◆ **What is expected**
From the listing below, extract each entry exactly as written, minus the images.

━━ Supplied material

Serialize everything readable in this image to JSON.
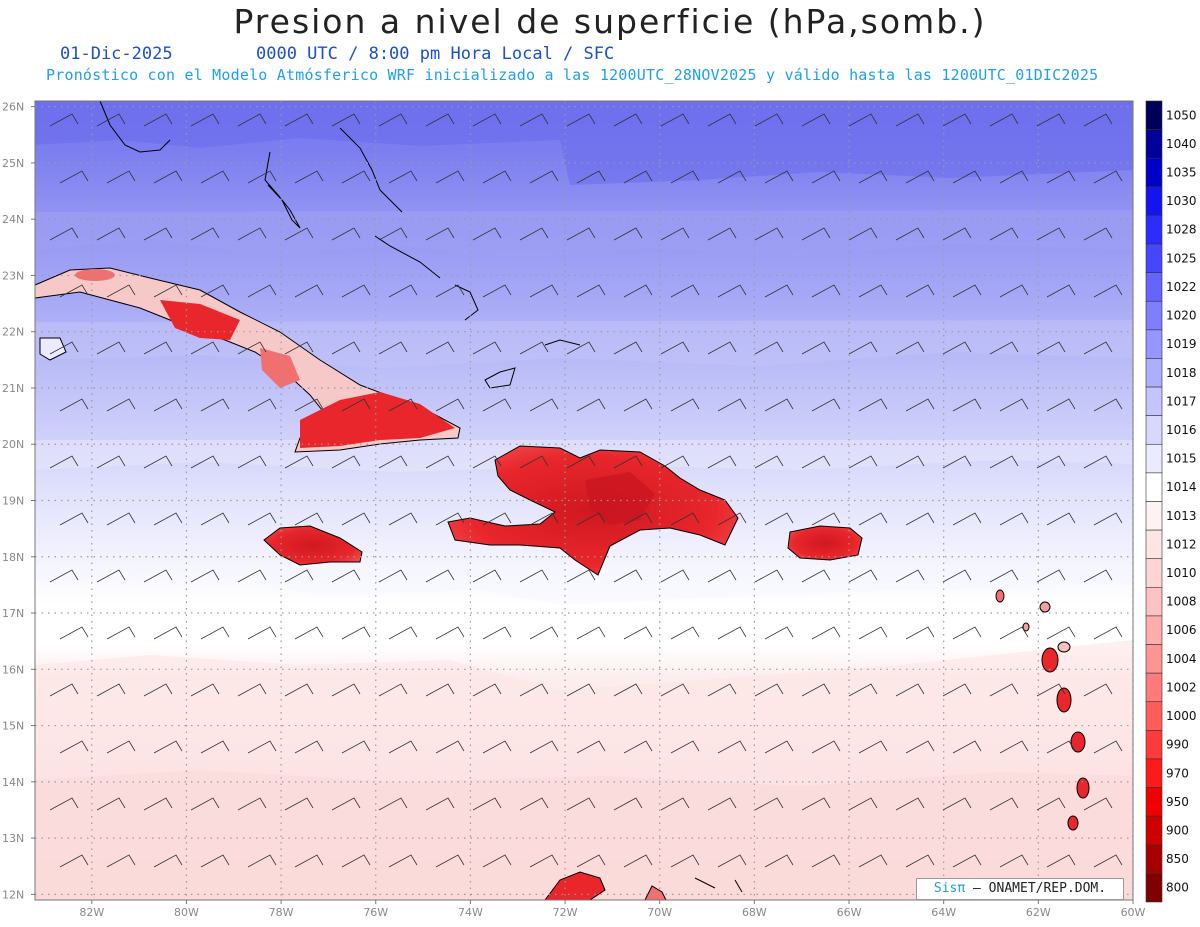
{
  "header": {
    "title": "Presion a nivel de superficie (hPa,somb.)",
    "date": "01-Dic-2025",
    "time_info": "0000 UTC / 8:00 pm Hora Local / SFC",
    "model_info": "Pronóstico con el Modelo Atmósferico WRF inicializado a las 1200UTC_28NOV2025 y válido hasta las  1200UTC_01DIC2025"
  },
  "map": {
    "lat_labels": [
      "26N",
      "25N",
      "24N",
      "23N",
      "22N",
      "21N",
      "20N",
      "19N",
      "18N",
      "17N",
      "16N",
      "15N",
      "14N",
      "13N",
      "12N"
    ],
    "lon_labels": [
      "82W",
      "80W",
      "78W",
      "76W",
      "74W",
      "72W",
      "70W",
      "68W",
      "66W",
      "64W",
      "62W",
      "60W"
    ],
    "lat_range": [
      11.9,
      26.1
    ],
    "lon_range": [
      -83.2,
      -60.0
    ],
    "colors": {
      "land_red": "#e8262c",
      "land_dark": "#c81420",
      "band_top": "#7274f0",
      "band_white": "#ffffff",
      "band_pink": "#fde6e6"
    }
  },
  "colorbar": {
    "labels": [
      "1050",
      "1040",
      "1035",
      "1030",
      "1028",
      "1025",
      "1022",
      "1020",
      "1019",
      "1018",
      "1017",
      "1016",
      "1015",
      "1014",
      "1013",
      "1012",
      "1010",
      "1008",
      "1006",
      "1004",
      "1002",
      "1000",
      "990",
      "970",
      "950",
      "900",
      "850",
      "800"
    ],
    "colors": [
      "#00005a",
      "#00009a",
      "#0000c8",
      "#1414f0",
      "#2c2cff",
      "#4646ff",
      "#6464ff",
      "#7e7eff",
      "#9696ff",
      "#aeaeff",
      "#c4c4ff",
      "#d8d8ff",
      "#ebebff",
      "#ffffff",
      "#fff2f2",
      "#ffe4e4",
      "#ffd4d4",
      "#ffc2c2",
      "#ffacac",
      "#ff9494",
      "#ff7a7a",
      "#ff5c5c",
      "#ff3a3a",
      "#ff1a1a",
      "#f00000",
      "#d00000",
      "#a80000",
      "#800000"
    ]
  },
  "credit": {
    "brand": "Sisπ",
    "org": "– ONAMET/REP.DOM."
  }
}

━━━━

◆ **Response to the task**
Serialize everything readable in this image to JSON.
{
  "header": {
    "title": "Presion a nivel de superficie (hPa,somb.)",
    "date": "01-Dic-2025",
    "time_info": "0000 UTC / 8:00 pm Hora Local / SFC",
    "model_info": "Pronóstico con el Modelo Atmósferico WRF inicializado a las 1200UTC_28NOV2025 y válido hasta las  1200UTC_01DIC2025"
  },
  "map": {
    "lat_labels": [
      "26N",
      "25N",
      "24N",
      "23N",
      "22N",
      "21N",
      "20N",
      "19N",
      "18N",
      "17N",
      "16N",
      "15N",
      "14N",
      "13N",
      "12N"
    ],
    "lon_labels": [
      "82W",
      "80W",
      "78W",
      "76W",
      "74W",
      "72W",
      "70W",
      "68W",
      "66W",
      "64W",
      "62W",
      "60W"
    ],
    "lat_range": [
      11.9,
      26.1
    ],
    "lon_range": [
      -83.2,
      -60.0
    ],
    "colors": {
      "land_red": "#e8262c",
      "land_dark": "#c81420",
      "band_top": "#7274f0",
      "band_white": "#ffffff",
      "band_pink": "#fde6e6"
    }
  },
  "colorbar": {
    "labels": [
      "1050",
      "1040",
      "1035",
      "1030",
      "1028",
      "1025",
      "1022",
      "1020",
      "1019",
      "1018",
      "1017",
      "1016",
      "1015",
      "1014",
      "1013",
      "1012",
      "1010",
      "1008",
      "1006",
      "1004",
      "1002",
      "1000",
      "990",
      "970",
      "950",
      "900",
      "850",
      "800"
    ],
    "colors": [
      "#00005a",
      "#00009a",
      "#0000c8",
      "#1414f0",
      "#2c2cff",
      "#4646ff",
      "#6464ff",
      "#7e7eff",
      "#9696ff",
      "#aeaeff",
      "#c4c4ff",
      "#d8d8ff",
      "#ebebff",
      "#ffffff",
      "#fff2f2",
      "#ffe4e4",
      "#ffd4d4",
      "#ffc2c2",
      "#ffacac",
      "#ff9494",
      "#ff7a7a",
      "#ff5c5c",
      "#ff3a3a",
      "#ff1a1a",
      "#f00000",
      "#d00000",
      "#a80000",
      "#800000"
    ]
  },
  "credit": {
    "brand": "Sisπ",
    "org": "– ONAMET/REP.DOM."
  }
}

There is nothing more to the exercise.